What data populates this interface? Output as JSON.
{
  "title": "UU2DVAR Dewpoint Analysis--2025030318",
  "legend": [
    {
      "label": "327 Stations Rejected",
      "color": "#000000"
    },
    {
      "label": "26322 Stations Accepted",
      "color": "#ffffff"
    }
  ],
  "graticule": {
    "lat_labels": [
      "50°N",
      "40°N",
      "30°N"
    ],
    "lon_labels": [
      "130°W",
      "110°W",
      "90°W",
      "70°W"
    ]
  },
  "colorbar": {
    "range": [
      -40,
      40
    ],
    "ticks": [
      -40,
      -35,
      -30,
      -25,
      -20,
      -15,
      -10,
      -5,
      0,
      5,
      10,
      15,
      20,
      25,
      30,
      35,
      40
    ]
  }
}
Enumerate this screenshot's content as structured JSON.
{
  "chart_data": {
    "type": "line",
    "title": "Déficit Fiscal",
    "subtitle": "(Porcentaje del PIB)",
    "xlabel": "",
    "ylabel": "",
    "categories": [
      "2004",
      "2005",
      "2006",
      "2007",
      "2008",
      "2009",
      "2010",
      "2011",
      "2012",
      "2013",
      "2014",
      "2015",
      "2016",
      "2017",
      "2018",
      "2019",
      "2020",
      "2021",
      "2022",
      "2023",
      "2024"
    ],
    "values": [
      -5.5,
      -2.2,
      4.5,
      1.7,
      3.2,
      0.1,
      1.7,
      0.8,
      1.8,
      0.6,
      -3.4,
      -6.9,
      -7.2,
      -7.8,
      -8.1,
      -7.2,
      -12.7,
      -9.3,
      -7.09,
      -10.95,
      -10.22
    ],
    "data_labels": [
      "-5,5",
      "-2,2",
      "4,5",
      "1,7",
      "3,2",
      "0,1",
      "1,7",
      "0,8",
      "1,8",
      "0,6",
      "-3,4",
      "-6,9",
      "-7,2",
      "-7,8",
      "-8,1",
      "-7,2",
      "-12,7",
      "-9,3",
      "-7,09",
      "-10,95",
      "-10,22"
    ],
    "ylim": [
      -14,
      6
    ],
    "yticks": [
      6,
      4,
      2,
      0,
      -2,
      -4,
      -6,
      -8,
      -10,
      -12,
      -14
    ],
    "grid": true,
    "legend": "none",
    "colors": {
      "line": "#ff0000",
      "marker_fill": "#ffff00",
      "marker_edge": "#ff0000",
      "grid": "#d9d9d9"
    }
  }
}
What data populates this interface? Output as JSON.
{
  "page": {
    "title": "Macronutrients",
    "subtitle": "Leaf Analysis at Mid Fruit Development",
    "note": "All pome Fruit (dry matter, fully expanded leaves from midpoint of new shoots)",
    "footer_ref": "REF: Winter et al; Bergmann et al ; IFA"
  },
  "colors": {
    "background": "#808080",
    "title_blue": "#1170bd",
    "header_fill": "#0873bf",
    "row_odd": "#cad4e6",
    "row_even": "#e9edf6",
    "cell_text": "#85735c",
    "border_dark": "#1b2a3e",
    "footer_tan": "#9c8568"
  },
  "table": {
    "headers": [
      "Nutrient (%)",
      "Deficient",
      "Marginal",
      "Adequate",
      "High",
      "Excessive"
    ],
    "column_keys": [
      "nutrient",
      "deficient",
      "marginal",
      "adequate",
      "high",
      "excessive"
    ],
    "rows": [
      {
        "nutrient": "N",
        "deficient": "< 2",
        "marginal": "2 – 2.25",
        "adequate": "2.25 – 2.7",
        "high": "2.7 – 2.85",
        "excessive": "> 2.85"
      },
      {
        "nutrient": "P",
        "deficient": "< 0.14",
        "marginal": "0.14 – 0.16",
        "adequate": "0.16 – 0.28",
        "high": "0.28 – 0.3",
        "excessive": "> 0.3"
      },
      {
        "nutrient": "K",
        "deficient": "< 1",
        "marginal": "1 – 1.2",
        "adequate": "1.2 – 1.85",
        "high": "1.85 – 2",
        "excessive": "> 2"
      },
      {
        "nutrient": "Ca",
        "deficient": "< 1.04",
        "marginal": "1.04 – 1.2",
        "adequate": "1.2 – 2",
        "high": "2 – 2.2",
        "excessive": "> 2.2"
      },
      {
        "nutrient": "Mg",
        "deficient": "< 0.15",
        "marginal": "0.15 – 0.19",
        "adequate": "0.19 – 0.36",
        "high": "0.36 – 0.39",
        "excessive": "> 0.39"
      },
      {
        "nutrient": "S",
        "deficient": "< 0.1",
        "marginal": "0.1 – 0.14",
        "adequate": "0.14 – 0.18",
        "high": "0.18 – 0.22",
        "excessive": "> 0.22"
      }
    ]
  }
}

● ● ● ● ●

### GOAL
Copy each line of the data that contains the word "Fruit".

### SOLVED PROBLEM
    "subtitle": "Leaf Analysis at Mid Fruit Development",
    "note": "All pome Fruit (dry matter, fully expanded leaves from midpoint of new shoots)",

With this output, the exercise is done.